*Exercise input*:
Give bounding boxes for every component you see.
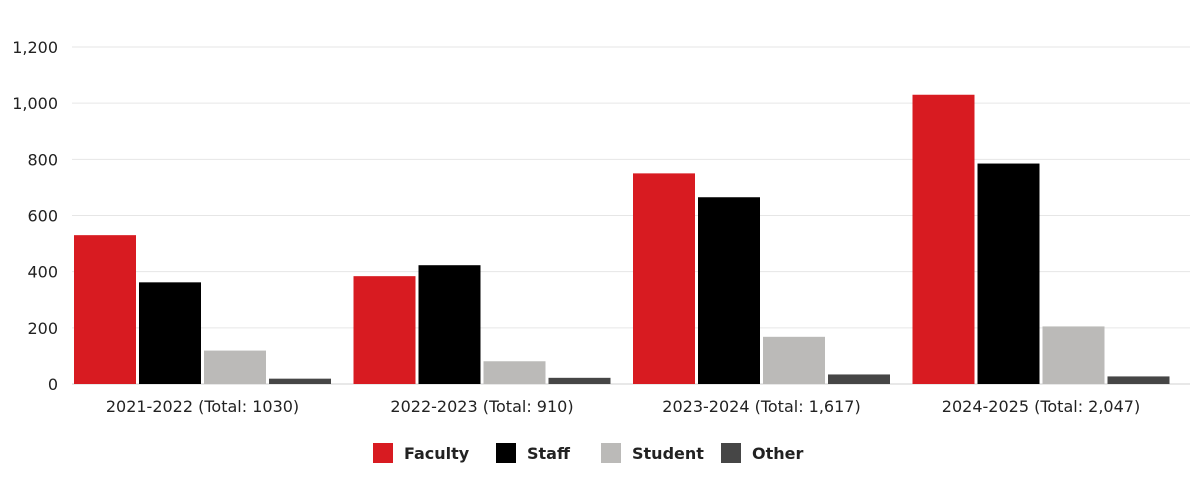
- bar-student: [483, 361, 546, 384]
- y-tick-label: 1,000: [12, 94, 58, 113]
- bar-student: [204, 350, 266, 384]
- y-tick-label: 400: [27, 263, 58, 282]
- bar-faculty: [74, 235, 136, 384]
- bar-other: [548, 377, 611, 384]
- bar-faculty: [912, 94, 975, 384]
- bar-staff: [977, 163, 1040, 384]
- y-tick-label: 1,200: [12, 38, 58, 57]
- x-tick-label: 2023-2024 (Total: 1,617): [662, 397, 860, 416]
- legend-label-student: Student: [632, 444, 704, 463]
- y-tick-label: 600: [27, 207, 58, 226]
- x-tick-label: 2022-2023 (Total: 910): [390, 397, 573, 416]
- legend-label-staff: Staff: [527, 444, 571, 463]
- y-tick-label: 200: [27, 319, 58, 338]
- legend-swatch-staff: [496, 443, 516, 463]
- bar-staff: [698, 197, 760, 384]
- bar-staff: [418, 265, 481, 384]
- legend-swatch-student: [601, 443, 621, 463]
- bar-other: [1107, 376, 1170, 384]
- bar-faculty: [633, 173, 695, 384]
- y-tick-label: 800: [27, 150, 58, 169]
- legend-swatch-other: [721, 443, 741, 463]
- x-tick-label: 2024-2025 (Total: 2,047): [942, 397, 1140, 416]
- bar-faculty: [353, 276, 416, 384]
- legend-label-faculty: Faculty: [404, 444, 470, 463]
- bar-other: [269, 378, 331, 384]
- bar-other: [828, 374, 890, 384]
- bar-student: [1042, 326, 1105, 384]
- y-tick-label: 0: [48, 375, 58, 394]
- bar-staff: [139, 282, 201, 384]
- legend-swatch-faculty: [373, 443, 393, 463]
- bar-student: [763, 336, 825, 384]
- legend-label-other: Other: [752, 444, 803, 463]
- x-tick-label: 2021-2022 (Total: 1030): [106, 397, 299, 416]
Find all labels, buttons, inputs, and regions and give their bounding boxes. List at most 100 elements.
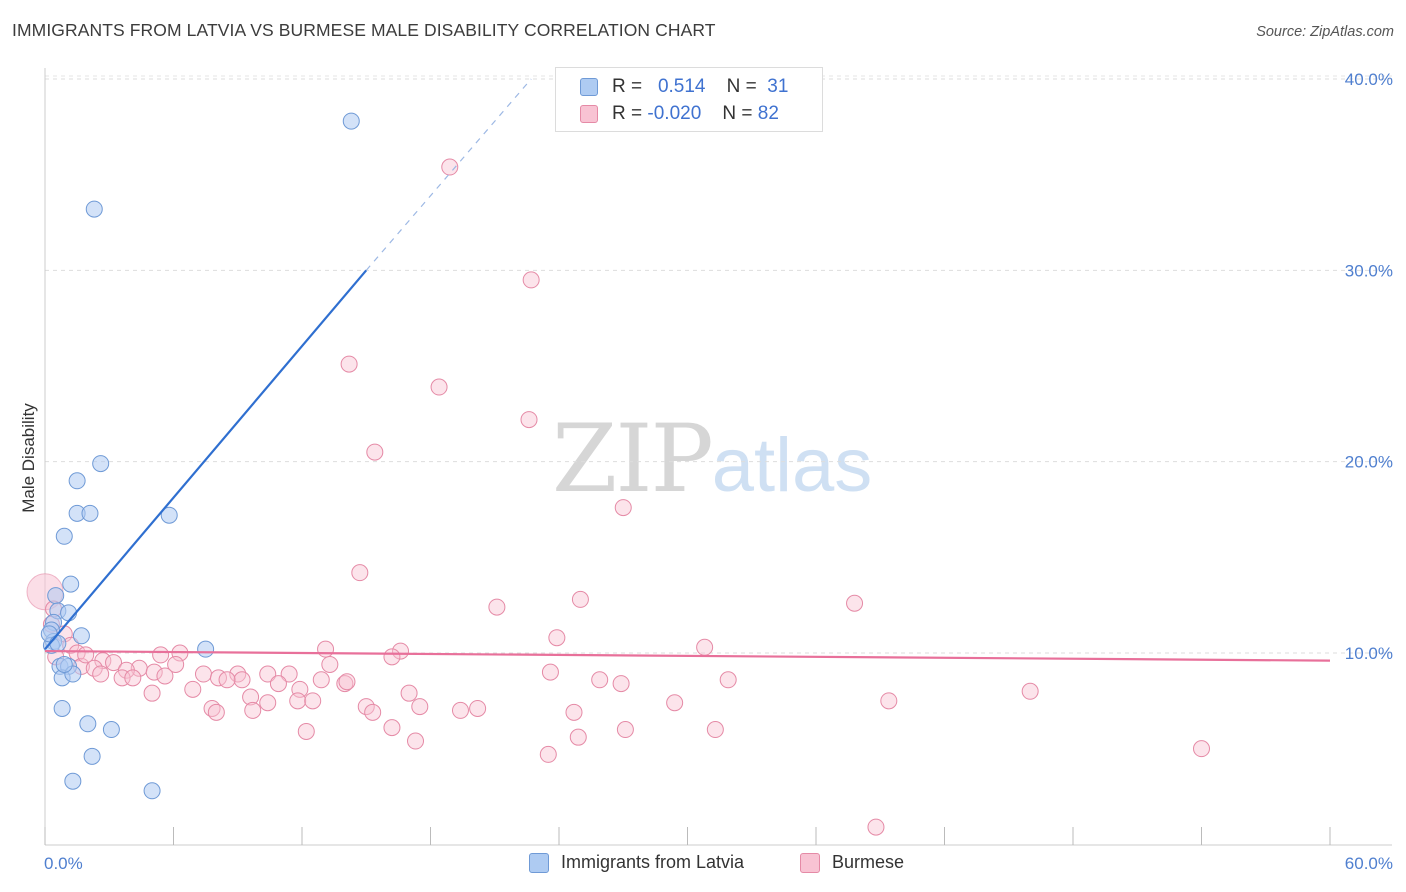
burmese-point [392, 642, 410, 660]
burmese-point [92, 665, 110, 683]
y-tick-label: 40.0% [1345, 70, 1393, 89]
bottom-legend-swatch-burmese [800, 852, 820, 873]
burmese-point [469, 699, 487, 717]
burmese-point [407, 732, 425, 750]
legend-r-label: R = [612, 76, 643, 97]
burmese-point [244, 701, 262, 719]
legend-row-latvia: R = 0.514 N = 31 [580, 74, 788, 100]
burmese-point [451, 701, 469, 719]
burmese-point [233, 671, 251, 689]
burmese-point [351, 564, 369, 582]
legend-swatch-burmese [580, 105, 598, 123]
legend-n-value: 31 [767, 76, 789, 97]
legend-n-label: N = [726, 76, 757, 97]
burmese-point [548, 629, 566, 647]
burmese-point [520, 411, 538, 429]
burmese-point [77, 646, 95, 664]
axis-labels: 10.0% 20.0% 30.0% 40.0% 0.0% 60.0% Male Disabi… [19, 70, 1393, 873]
correlation-legend: R = 0.514 N = 31 R = -0.020 N = 82 [555, 67, 823, 132]
series-points [26, 112, 1210, 836]
burmese-point [289, 692, 307, 710]
x-tick-label: 0.0% [44, 854, 83, 873]
latvia-point [85, 200, 103, 218]
gridlines [45, 75, 1392, 654]
burmese-point [209, 669, 227, 687]
legend-n-value: 82 [757, 103, 779, 124]
burmese-point [846, 594, 864, 612]
y-tick-label: 20.0% [1345, 453, 1393, 472]
latvia-point [47, 587, 65, 605]
burmese-point [304, 692, 322, 710]
burmese-point [867, 818, 885, 836]
burmese-point [591, 671, 609, 689]
burmese-point [706, 721, 724, 739]
burmese-point [430, 378, 448, 396]
burmese-point [571, 590, 589, 608]
burmese-point [167, 655, 185, 673]
source-credit: Source: ZipAtlas.com [1256, 24, 1394, 40]
legend-r-value: 0.514 [657, 76, 706, 97]
latvia-point [55, 527, 73, 545]
burmese-point [441, 158, 459, 176]
burmese-point [366, 443, 384, 461]
x-axis-ticks [44, 827, 1331, 845]
burmese-point [156, 667, 174, 685]
bottom-legend-label-burmese: Burmese [832, 852, 905, 872]
latvia-point [53, 699, 71, 717]
latvia-point [160, 506, 178, 524]
latvia-point [143, 782, 161, 800]
burmese-point [124, 669, 142, 687]
burmese-point [194, 665, 212, 683]
latvia-point [92, 455, 110, 473]
burmese-point [338, 673, 356, 691]
burmese-point [259, 665, 277, 683]
burmese-point [105, 654, 123, 672]
burmese-point [488, 598, 506, 616]
burmese-point [280, 665, 298, 683]
burmese-point [565, 703, 583, 721]
legend-swatch-latvia [580, 78, 598, 96]
latvia-point [79, 715, 97, 733]
legend-n-label: N = [722, 103, 753, 124]
burmese-trend-line [44, 649, 1331, 662]
legend-r-label: R = [612, 103, 643, 124]
burmese-point [383, 648, 401, 666]
burmese-point [143, 684, 161, 702]
burmese-point [184, 680, 202, 698]
latvia-point [49, 634, 67, 652]
latvia-point [55, 655, 73, 673]
burmese-point [317, 640, 335, 658]
burmese-point [259, 694, 277, 712]
burmese-point [614, 499, 632, 517]
burmese-point [541, 663, 559, 681]
burmese-point [145, 663, 163, 681]
bottom-legend-swatch-latvia [529, 852, 549, 873]
y-tick-label: 10.0% [1345, 644, 1393, 663]
x-tick-label: 60.0% [1345, 854, 1393, 873]
burmese-point [1021, 682, 1039, 700]
burmese-point [522, 271, 540, 289]
burmese-point [696, 638, 714, 656]
burmese-point [207, 703, 225, 721]
burmese-point [340, 355, 358, 373]
burmese-point [242, 688, 260, 706]
legend-r-value: -0.020 [647, 103, 702, 124]
latvia-point [197, 640, 215, 658]
axes [44, 68, 1392, 846]
burmese-point [616, 721, 634, 739]
burmese-point [364, 703, 382, 721]
latvia-point [342, 112, 360, 130]
latvia-point [64, 772, 82, 790]
latvia-point [81, 504, 99, 522]
y-axis-title: Male Disability [19, 403, 38, 513]
burmese-point [880, 692, 898, 710]
latvia-point [102, 721, 120, 739]
burmese-point [357, 698, 375, 716]
burmese-point [612, 675, 630, 693]
burmese-point [321, 655, 339, 673]
latvia-trend-line [44, 269, 368, 650]
burmese-point [383, 719, 401, 737]
burmese-point [1193, 740, 1210, 758]
chart-title: IMMIGRANTS FROM LATVIA VS BURMESE MALE D… [12, 20, 716, 40]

*Work to do*:
Please copy the rows above unchanged, beginning with the line that contains "burmese-point [392, 642, 410, 660]" and ending after the line that contains "burmese-point [571, 590, 589, 608]".

*Finished answer*:
burmese-point [392, 642, 410, 660]
burmese-point [92, 665, 110, 683]
y-tick-label: 40.0% [1345, 70, 1393, 89]
bottom-legend-swatch-burmese [800, 852, 820, 873]
burmese-point [469, 699, 487, 717]
burmese-point [407, 732, 425, 750]
legend-r-label: R = [612, 76, 643, 97]
burmese-point [244, 701, 262, 719]
legend-row-latvia: R = 0.514 N = 31 [580, 74, 788, 100]
burmese-point [451, 701, 469, 719]
burmese-point [233, 671, 251, 689]
burmese-point [351, 564, 369, 582]
legend-swatch-burmese [580, 105, 598, 123]
legend-n-value: 31 [767, 76, 789, 97]
legend-n-label: N = [726, 76, 757, 97]
burmese-point [548, 629, 566, 647]
burmese-point [520, 411, 538, 429]
burmese-point [77, 646, 95, 664]
axis-labels: 10.0% 20.0% 30.0% 40.0% 0.0% 60.0% Male Disabi… [19, 70, 1393, 873]
correlation-legend: R = 0.514 N = 31 R = -0.020 N = 82 [555, 67, 823, 132]
series-points [26, 112, 1210, 836]
burmese-point [289, 692, 307, 710]
x-tick-label: 0.0% [44, 854, 83, 873]
latvia-point [85, 200, 103, 218]
gridlines [45, 75, 1392, 654]
burmese-point [209, 669, 227, 687]
legend-n-value: 82 [757, 103, 779, 124]
burmese-point [846, 594, 864, 612]
y-tick-label: 20.0% [1345, 453, 1393, 472]
latvia-point [47, 587, 65, 605]
burmese-point [304, 692, 322, 710]
burmese-point [867, 818, 885, 836]
burmese-point [591, 671, 609, 689]
burmese-point [706, 721, 724, 739]
burmese-point [430, 378, 448, 396]
burmese-point [571, 590, 589, 608]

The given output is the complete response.